▶ **The exercise**: Which lines hold the word "Subscribe"? Copy each of them from the material.

▶ **Available records**:

- - - - - - -

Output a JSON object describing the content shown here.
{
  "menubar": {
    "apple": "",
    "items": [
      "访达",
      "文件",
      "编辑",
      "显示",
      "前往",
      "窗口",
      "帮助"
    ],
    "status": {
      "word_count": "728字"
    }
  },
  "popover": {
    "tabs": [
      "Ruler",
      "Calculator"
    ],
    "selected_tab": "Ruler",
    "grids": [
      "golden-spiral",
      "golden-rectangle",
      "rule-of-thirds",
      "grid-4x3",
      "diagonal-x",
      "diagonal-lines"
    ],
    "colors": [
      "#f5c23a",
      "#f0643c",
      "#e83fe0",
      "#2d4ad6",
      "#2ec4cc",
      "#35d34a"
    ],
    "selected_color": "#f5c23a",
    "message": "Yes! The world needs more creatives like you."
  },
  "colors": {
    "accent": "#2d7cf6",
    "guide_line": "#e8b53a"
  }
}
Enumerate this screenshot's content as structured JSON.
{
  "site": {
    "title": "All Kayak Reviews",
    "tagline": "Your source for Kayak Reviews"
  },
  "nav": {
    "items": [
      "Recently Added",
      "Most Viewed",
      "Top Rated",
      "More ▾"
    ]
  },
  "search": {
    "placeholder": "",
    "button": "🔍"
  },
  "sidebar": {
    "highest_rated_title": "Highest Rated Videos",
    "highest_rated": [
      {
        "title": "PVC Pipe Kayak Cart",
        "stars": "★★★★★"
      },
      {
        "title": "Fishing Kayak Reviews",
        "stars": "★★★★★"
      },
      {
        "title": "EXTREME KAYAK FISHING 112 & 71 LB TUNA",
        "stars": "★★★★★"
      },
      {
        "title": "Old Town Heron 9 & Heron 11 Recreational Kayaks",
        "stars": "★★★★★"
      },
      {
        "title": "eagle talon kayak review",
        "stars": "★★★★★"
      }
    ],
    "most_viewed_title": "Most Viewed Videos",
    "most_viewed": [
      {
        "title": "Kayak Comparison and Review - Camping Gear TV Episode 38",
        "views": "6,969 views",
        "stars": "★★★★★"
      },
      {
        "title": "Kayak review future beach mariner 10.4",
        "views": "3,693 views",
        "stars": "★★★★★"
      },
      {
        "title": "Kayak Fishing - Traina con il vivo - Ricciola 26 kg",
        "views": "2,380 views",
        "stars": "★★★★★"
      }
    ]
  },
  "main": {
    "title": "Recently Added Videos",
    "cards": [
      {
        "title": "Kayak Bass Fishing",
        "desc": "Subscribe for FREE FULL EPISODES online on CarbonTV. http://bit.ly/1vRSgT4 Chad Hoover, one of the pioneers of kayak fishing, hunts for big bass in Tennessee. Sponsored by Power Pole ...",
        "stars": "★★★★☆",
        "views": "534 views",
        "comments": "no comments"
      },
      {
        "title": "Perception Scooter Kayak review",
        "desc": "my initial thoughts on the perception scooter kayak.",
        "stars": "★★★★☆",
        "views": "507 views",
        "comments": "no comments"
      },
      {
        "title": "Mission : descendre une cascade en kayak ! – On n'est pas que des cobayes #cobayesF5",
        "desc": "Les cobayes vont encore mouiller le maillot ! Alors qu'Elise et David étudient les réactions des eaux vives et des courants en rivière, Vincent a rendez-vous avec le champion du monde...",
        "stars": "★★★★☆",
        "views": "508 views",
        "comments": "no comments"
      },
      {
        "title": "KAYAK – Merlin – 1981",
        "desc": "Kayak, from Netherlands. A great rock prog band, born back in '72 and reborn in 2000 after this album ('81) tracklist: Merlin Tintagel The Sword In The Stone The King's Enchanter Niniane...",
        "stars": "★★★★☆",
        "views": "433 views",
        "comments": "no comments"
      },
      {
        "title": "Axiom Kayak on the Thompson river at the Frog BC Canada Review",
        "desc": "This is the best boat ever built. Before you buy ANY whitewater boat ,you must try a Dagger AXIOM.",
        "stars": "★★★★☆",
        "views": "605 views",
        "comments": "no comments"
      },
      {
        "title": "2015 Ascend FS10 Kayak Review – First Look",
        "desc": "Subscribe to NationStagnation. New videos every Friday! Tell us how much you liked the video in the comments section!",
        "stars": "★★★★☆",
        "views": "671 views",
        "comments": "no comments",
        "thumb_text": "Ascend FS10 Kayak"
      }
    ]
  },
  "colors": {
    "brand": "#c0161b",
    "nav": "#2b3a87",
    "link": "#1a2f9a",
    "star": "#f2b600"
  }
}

- - - - - - -

▶ **Response for this exercise**:
        "desc": "Subscribe for FREE FULL EPISODES online on CarbonTV. http://bit.ly/1vRSgT4 Chad Hoover, one of the pioneers of kayak fishing, hunts for big bass in Tennessee. Sponsored by Power Pole ...",
        "desc": "Subscribe to NationStagnation. New videos every Friday! Tell us how much you liked the video in the comments section!",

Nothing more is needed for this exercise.